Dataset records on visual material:
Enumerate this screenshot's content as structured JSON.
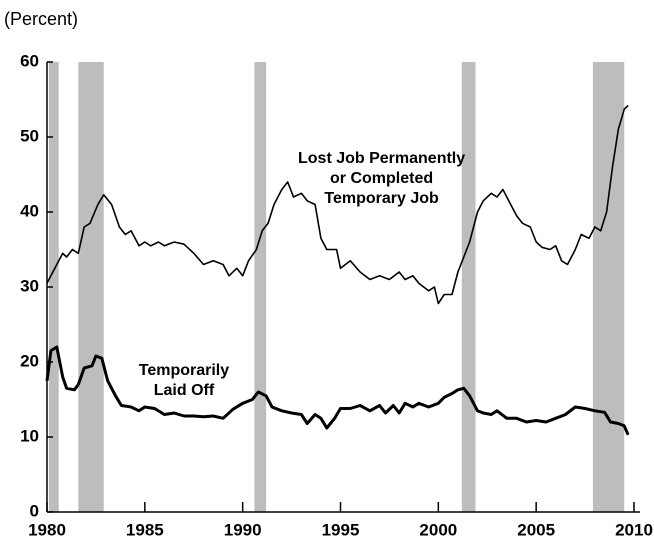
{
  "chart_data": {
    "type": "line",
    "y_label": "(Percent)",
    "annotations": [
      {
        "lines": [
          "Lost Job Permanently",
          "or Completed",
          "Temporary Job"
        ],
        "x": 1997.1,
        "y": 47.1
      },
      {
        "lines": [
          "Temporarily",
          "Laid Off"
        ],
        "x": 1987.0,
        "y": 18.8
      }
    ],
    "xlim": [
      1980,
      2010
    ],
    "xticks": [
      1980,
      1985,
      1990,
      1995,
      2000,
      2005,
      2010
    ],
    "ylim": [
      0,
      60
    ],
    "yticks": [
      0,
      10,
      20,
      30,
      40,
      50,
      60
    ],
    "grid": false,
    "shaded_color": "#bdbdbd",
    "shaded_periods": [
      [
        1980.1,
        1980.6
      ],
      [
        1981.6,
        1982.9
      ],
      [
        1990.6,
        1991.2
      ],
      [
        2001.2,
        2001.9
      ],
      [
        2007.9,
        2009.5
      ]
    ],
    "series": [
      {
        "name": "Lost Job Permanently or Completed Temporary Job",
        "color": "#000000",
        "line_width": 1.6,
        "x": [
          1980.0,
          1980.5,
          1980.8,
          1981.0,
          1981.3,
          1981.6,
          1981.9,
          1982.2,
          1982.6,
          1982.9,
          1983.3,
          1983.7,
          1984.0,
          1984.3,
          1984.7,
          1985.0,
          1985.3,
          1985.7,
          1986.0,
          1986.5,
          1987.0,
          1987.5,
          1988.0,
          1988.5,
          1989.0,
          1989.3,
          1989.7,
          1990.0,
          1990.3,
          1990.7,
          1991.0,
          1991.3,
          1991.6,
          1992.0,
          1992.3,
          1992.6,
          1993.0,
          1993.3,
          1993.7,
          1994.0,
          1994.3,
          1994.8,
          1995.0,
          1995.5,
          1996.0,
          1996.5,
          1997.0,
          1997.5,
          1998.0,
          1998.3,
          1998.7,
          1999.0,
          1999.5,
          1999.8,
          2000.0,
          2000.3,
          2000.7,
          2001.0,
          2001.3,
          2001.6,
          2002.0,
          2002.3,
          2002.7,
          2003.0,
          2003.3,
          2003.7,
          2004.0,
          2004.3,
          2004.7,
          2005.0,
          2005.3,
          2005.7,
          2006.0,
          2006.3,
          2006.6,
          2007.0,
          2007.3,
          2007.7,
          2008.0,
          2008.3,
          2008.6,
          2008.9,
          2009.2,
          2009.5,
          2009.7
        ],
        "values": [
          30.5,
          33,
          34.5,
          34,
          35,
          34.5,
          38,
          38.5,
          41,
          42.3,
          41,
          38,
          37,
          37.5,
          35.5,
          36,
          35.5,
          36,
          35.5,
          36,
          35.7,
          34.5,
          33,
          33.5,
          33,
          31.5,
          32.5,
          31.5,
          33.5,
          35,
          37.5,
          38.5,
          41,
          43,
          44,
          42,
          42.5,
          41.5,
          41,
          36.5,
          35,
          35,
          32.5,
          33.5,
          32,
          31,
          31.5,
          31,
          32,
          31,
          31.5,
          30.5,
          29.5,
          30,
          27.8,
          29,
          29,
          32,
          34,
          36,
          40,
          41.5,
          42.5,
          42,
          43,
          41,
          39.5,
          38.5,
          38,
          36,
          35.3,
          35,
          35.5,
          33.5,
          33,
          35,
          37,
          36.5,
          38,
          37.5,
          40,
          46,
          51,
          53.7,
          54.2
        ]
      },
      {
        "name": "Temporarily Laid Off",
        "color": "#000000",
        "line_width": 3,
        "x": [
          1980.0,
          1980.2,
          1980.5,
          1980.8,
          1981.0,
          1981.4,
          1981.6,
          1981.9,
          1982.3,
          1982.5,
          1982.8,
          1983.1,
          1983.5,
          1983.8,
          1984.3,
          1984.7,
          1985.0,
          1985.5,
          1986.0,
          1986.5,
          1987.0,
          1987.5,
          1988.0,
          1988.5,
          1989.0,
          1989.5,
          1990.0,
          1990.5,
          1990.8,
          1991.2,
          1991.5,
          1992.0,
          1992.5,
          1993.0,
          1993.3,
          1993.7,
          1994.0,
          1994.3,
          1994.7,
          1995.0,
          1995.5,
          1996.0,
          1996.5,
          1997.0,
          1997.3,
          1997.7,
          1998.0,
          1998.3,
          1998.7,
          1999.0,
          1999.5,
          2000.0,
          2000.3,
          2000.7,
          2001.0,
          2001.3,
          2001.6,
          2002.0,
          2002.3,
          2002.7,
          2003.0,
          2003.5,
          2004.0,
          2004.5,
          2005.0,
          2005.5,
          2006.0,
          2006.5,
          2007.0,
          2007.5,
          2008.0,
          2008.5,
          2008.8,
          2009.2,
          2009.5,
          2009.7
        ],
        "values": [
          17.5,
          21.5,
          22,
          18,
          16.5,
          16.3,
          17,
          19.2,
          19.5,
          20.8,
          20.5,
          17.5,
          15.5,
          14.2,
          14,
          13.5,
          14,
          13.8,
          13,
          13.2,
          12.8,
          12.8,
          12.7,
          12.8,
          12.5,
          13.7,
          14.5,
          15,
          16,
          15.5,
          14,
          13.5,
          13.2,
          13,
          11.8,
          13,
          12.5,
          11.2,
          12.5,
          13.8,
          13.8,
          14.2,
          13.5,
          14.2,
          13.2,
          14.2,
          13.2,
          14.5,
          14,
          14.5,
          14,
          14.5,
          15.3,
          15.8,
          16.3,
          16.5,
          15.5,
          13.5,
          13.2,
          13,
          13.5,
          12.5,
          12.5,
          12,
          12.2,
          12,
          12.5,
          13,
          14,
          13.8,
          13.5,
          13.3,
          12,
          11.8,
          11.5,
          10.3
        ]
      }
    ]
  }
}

### TASK PROMPT
Pick out each line above that includes "Completed" and show it.

### CORRECT ANSWER
          "or Completed",
        "name": "Lost Job Permanently or Completed Temporary Job",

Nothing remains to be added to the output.